## PROBLEM DESCRIPTION
Copy out all the lines where "with" shows up.

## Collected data
** Start **

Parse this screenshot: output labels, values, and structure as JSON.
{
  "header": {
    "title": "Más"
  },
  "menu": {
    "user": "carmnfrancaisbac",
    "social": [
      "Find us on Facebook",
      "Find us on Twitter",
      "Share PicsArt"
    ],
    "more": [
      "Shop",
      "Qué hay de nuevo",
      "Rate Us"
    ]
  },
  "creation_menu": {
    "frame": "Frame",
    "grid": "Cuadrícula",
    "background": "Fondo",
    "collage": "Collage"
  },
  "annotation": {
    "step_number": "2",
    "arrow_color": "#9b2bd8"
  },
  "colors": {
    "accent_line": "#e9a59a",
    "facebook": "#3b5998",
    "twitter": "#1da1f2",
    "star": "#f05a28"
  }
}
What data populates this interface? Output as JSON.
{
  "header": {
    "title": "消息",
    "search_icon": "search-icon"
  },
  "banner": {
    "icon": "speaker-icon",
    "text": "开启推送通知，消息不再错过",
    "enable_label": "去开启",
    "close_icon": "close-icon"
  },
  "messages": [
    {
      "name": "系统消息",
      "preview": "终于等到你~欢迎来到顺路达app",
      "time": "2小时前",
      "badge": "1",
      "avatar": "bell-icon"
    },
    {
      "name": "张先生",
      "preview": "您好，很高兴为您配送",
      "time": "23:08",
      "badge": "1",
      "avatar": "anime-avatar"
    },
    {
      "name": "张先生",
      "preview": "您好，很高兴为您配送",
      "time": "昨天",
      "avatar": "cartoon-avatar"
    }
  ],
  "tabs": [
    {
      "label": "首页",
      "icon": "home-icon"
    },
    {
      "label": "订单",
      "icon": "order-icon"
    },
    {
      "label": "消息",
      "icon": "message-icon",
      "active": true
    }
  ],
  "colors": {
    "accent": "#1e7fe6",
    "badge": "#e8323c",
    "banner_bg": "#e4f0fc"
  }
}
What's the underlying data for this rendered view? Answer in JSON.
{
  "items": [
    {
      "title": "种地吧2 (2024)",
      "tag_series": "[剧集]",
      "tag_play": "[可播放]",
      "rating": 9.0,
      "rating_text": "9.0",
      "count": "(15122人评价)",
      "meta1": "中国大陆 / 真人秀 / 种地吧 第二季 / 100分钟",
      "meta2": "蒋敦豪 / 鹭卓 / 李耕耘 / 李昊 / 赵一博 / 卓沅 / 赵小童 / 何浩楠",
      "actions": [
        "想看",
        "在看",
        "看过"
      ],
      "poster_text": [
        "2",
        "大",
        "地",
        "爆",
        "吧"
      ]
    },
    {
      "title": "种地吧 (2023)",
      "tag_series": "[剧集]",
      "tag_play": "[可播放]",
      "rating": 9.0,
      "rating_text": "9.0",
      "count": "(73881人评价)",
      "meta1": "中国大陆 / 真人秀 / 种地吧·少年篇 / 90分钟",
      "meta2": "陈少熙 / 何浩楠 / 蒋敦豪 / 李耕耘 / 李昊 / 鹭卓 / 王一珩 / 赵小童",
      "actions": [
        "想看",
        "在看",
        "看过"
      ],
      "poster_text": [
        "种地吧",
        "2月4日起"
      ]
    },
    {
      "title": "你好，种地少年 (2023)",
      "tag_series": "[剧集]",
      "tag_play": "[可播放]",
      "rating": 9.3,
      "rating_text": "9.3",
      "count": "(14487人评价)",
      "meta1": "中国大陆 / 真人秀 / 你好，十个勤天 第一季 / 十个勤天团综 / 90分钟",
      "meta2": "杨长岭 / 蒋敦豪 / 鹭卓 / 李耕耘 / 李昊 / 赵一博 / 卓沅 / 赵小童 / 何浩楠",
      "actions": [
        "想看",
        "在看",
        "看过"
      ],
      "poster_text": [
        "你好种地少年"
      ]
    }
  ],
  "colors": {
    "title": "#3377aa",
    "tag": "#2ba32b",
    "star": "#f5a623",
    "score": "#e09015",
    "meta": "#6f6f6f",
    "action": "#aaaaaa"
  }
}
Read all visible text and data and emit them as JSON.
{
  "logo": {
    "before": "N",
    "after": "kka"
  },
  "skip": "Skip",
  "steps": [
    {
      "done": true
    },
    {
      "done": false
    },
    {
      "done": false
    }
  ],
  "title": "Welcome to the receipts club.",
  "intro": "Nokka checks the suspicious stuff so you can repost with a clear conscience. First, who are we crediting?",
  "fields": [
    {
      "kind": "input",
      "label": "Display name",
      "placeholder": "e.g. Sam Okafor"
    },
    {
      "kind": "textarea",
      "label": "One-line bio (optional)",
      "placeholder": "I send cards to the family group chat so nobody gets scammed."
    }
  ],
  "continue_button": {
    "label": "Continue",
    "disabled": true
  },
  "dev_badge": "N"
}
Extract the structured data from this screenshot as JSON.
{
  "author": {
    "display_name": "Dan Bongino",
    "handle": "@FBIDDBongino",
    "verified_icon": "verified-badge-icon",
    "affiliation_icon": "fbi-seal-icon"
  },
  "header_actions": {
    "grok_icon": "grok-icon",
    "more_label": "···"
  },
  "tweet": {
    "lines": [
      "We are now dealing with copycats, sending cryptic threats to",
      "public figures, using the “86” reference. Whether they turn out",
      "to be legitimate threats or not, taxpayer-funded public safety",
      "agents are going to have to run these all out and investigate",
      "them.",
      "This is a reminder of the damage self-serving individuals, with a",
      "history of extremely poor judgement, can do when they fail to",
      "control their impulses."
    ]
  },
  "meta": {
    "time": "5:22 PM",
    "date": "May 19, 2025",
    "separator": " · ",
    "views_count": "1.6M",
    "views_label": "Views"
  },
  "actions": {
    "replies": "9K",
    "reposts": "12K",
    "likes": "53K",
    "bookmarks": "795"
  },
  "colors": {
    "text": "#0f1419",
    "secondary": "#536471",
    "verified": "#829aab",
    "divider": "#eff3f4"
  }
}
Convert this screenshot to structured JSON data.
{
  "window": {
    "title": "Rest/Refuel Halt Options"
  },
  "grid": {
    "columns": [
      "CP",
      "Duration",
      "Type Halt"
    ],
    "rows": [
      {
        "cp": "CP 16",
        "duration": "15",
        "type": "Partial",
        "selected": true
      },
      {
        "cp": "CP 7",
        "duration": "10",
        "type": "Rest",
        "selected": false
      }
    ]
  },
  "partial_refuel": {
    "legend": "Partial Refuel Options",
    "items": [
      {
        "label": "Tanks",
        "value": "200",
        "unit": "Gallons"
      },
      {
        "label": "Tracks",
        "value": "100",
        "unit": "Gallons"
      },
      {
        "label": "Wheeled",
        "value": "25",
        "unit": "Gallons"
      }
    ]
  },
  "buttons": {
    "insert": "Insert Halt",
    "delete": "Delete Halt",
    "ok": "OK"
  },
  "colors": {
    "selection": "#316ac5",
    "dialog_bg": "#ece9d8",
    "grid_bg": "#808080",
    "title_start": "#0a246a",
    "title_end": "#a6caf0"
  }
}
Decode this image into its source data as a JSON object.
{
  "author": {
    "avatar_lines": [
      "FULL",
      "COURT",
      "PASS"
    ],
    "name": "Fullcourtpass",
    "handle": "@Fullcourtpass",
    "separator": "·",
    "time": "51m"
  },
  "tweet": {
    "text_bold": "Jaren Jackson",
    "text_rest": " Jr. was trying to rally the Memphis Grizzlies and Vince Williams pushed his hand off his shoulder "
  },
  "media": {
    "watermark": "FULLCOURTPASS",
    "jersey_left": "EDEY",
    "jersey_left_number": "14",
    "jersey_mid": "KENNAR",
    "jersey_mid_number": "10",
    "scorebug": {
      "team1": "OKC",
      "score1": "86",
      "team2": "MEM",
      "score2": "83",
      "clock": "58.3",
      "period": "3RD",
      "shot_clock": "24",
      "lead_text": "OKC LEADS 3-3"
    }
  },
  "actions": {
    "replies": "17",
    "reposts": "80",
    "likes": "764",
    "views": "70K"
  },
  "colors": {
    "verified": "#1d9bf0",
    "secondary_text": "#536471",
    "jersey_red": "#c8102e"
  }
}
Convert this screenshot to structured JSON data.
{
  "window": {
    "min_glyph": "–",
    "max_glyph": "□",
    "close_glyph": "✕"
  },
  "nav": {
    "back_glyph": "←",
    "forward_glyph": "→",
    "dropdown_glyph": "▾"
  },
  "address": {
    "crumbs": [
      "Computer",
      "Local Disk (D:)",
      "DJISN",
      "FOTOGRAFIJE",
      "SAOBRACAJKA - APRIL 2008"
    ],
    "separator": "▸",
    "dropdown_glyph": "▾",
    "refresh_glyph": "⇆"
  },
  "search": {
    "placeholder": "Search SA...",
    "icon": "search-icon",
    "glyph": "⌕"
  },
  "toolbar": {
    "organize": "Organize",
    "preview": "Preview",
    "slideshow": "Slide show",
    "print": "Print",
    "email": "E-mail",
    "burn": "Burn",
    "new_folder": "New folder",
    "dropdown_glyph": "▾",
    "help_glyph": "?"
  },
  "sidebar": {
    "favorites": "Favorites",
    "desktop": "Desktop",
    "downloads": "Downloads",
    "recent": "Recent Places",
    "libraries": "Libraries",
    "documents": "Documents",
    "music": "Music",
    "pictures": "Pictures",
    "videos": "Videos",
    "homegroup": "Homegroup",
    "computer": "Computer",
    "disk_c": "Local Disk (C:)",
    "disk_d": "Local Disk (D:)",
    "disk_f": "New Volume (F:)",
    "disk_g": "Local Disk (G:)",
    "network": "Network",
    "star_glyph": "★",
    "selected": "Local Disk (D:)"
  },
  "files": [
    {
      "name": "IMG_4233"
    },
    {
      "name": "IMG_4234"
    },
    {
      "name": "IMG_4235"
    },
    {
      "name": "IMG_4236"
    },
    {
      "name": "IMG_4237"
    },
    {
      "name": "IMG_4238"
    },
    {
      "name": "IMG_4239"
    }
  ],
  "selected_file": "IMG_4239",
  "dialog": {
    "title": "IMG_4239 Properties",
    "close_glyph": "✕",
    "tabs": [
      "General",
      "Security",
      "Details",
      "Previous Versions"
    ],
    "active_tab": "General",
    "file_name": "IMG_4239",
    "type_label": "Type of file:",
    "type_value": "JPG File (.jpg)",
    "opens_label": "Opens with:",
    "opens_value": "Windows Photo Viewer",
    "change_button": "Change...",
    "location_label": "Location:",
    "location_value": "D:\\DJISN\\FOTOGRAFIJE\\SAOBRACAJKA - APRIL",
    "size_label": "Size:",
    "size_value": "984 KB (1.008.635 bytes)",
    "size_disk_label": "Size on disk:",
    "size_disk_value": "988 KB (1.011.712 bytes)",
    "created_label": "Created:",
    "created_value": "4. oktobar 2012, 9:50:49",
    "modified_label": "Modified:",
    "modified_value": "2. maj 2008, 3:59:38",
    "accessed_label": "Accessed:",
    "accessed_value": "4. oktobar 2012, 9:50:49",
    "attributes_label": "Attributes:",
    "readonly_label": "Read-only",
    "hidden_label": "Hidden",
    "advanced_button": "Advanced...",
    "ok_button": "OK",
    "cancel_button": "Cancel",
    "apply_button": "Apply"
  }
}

** End **

## EXERCISE OUTPUT
  "intro": "Nokka checks the suspicious stuff so you can repost with a clear conscience. First, who are we crediting?",
      "We are now dealing with copycats, sending cryptic threats to",
      "This is a reminder of the damage self-serving individuals, with a",
    "opens_label": "Opens with:",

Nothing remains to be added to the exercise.